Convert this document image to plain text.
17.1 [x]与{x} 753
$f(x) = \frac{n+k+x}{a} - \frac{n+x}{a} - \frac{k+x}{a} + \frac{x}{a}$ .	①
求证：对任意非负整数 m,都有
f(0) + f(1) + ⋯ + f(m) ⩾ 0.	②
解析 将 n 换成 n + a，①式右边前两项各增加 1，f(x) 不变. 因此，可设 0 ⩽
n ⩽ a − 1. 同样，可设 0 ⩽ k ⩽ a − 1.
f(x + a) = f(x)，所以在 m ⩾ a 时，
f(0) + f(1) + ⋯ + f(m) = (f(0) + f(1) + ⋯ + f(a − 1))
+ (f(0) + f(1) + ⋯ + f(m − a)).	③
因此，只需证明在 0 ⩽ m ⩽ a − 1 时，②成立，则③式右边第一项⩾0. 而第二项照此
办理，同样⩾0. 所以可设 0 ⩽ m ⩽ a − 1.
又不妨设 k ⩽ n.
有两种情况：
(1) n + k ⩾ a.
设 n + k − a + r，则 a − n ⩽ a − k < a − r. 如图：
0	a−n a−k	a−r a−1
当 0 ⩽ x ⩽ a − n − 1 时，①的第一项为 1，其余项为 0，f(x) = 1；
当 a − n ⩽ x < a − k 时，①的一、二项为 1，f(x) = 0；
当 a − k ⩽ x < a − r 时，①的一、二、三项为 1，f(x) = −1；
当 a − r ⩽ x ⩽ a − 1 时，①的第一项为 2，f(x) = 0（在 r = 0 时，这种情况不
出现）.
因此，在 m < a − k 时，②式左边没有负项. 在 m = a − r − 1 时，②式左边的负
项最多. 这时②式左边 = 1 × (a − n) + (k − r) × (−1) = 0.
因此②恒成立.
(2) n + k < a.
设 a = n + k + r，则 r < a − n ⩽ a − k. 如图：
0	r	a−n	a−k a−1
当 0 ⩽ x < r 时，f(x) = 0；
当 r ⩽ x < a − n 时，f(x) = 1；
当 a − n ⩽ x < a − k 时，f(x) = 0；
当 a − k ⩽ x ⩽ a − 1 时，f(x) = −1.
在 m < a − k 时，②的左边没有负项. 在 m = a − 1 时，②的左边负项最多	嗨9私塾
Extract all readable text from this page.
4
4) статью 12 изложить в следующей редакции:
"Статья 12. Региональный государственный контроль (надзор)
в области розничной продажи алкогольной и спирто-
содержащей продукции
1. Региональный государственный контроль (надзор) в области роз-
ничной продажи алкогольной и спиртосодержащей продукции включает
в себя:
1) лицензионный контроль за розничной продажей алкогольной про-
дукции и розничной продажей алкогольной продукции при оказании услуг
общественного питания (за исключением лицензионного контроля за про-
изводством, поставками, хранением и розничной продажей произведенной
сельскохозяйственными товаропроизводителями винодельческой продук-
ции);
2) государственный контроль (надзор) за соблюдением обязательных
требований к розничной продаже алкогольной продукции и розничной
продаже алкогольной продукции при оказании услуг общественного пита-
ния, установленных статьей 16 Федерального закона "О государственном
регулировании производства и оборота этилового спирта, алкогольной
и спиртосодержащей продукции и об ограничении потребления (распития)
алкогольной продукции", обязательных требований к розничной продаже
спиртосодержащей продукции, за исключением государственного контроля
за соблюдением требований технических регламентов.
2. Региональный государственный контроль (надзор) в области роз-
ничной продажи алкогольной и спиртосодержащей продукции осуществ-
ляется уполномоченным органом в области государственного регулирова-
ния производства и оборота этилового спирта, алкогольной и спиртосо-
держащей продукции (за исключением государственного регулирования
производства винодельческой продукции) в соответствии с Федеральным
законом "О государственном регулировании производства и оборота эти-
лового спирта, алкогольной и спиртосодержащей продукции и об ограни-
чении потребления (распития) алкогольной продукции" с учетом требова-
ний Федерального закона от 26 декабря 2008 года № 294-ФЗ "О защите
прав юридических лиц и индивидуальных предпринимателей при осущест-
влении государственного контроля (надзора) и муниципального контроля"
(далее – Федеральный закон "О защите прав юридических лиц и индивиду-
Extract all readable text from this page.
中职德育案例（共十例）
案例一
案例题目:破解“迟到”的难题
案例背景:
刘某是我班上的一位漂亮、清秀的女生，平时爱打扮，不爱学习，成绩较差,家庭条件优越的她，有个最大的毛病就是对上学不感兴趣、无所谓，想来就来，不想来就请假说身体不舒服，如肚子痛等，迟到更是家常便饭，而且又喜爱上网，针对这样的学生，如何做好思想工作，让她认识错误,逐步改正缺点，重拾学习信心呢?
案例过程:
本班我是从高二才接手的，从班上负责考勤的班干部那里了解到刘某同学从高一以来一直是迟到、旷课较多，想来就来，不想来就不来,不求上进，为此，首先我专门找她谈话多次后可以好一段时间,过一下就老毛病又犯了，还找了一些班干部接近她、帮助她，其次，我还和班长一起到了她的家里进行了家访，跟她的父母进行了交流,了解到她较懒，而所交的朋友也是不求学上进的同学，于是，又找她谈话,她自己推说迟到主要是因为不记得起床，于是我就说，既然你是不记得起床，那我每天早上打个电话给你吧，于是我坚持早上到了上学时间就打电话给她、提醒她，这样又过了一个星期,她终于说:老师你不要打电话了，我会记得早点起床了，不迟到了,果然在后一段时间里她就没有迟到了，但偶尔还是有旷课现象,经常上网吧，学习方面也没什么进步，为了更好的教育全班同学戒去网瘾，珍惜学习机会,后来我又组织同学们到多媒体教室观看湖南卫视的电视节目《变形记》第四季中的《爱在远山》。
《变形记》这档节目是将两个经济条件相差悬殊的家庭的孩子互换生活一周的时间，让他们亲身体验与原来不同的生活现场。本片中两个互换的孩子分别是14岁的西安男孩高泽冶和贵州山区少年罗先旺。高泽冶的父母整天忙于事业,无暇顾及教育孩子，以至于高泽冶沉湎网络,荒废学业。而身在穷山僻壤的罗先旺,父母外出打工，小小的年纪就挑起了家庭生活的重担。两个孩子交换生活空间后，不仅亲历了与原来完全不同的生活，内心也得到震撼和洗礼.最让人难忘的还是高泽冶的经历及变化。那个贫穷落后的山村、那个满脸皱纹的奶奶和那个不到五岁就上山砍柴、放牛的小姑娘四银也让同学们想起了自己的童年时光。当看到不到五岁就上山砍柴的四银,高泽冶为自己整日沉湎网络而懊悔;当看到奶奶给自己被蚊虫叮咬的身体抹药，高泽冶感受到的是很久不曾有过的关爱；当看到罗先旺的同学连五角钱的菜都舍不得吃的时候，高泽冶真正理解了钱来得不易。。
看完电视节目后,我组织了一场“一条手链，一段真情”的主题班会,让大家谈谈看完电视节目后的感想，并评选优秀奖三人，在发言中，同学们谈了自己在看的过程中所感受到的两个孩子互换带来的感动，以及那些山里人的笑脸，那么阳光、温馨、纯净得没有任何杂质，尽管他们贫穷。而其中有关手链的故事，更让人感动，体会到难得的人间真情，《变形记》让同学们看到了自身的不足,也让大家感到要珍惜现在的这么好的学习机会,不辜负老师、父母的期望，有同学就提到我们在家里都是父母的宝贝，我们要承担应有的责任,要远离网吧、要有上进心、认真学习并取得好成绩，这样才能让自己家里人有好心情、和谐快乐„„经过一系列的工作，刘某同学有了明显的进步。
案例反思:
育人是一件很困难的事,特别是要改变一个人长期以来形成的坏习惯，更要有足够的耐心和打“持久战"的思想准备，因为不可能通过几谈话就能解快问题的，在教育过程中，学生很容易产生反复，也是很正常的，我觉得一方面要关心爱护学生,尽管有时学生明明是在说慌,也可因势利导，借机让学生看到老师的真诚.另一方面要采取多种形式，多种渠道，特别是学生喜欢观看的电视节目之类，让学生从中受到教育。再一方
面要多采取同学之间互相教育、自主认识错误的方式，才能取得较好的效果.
___
### Task to carry out
Filter the listing above for the string "продажей" and copy every matching line.

### Output
1) лицензионный контроль за розничной продажей алкогольной про-
дукции и розничной продажей алкогольной продукции при оказании услуг
изводством, поставками, хранением и розничной продажей произведенной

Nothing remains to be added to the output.